→ **REQUIREMENTS**
Return every row below verbatim, line for line, but omit the picture lines.

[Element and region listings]
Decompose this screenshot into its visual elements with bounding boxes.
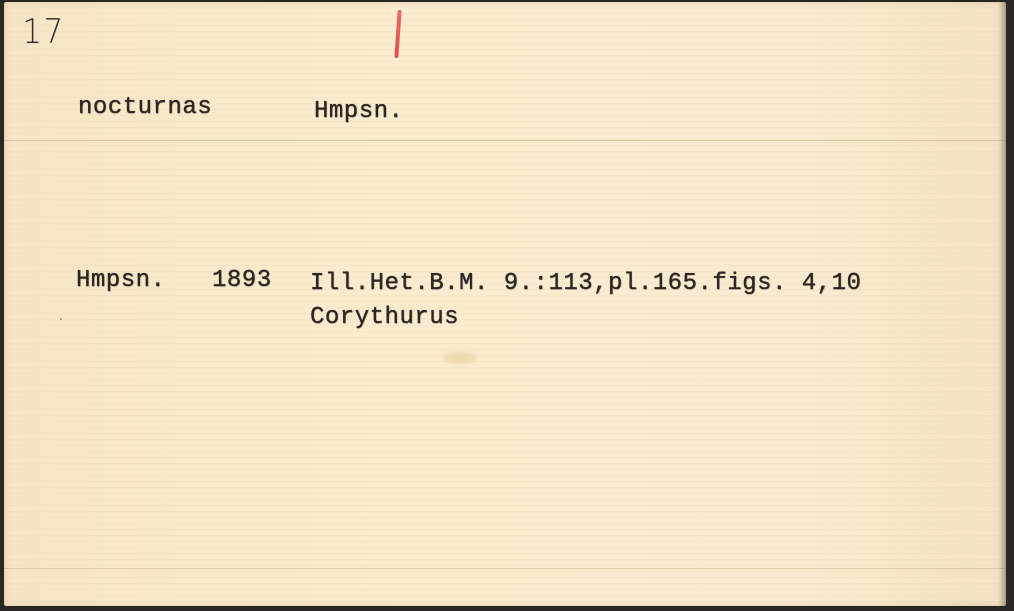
card-edge-shadow xyxy=(998,2,1006,606)
index-card: 17 nocturnas Hmpsn. Hmpsn. 1893 Ill.Het.… xyxy=(4,2,1006,606)
species-name: nocturnas xyxy=(78,94,212,121)
red-pencil-tick-icon xyxy=(394,10,401,58)
handwritten-card-number: 17 xyxy=(22,12,65,52)
ink-speck xyxy=(60,318,62,320)
ruled-line xyxy=(4,140,1006,141)
reference-citation: Ill.Het.B.M. 9.:113,pl.165.figs. 4,10 xyxy=(310,270,861,297)
paper-stain xyxy=(442,352,478,364)
reference-genus: Corythurus xyxy=(310,304,459,331)
ruled-line xyxy=(4,568,1006,569)
species-author: Hmpsn. xyxy=(314,98,403,125)
reference-year: 1893 xyxy=(212,267,272,294)
reference-author: Hmpsn. xyxy=(76,267,165,294)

→ **OUTPUT OF THE EXERCISE**
Decompose this screenshot into its visual elements with bounding boxes.
card-edge-shadow xyxy=(998,2,1006,606)
index-card: 17 nocturnas Hmpsn. Hmpsn. 1893 Ill.Het.… xyxy=(4,2,1006,606)
species-name: nocturnas xyxy=(78,94,212,121)
red-pencil-tick-icon xyxy=(394,10,401,58)
handwritten-card-number: 17 xyxy=(22,12,65,52)
ink-speck xyxy=(60,318,62,320)
ruled-line xyxy=(4,140,1006,141)
reference-citation: Ill.Het.B.M. 9.:113,pl.165.figs. 4,10 xyxy=(310,270,861,297)
paper-stain xyxy=(442,352,478,364)
reference-genus: Corythurus xyxy=(310,304,459,331)
ruled-line xyxy=(4,568,1006,569)
species-author: Hmpsn. xyxy=(314,98,403,125)
reference-year: 1893 xyxy=(212,267,272,294)
reference-author: Hmpsn. xyxy=(76,267,165,294)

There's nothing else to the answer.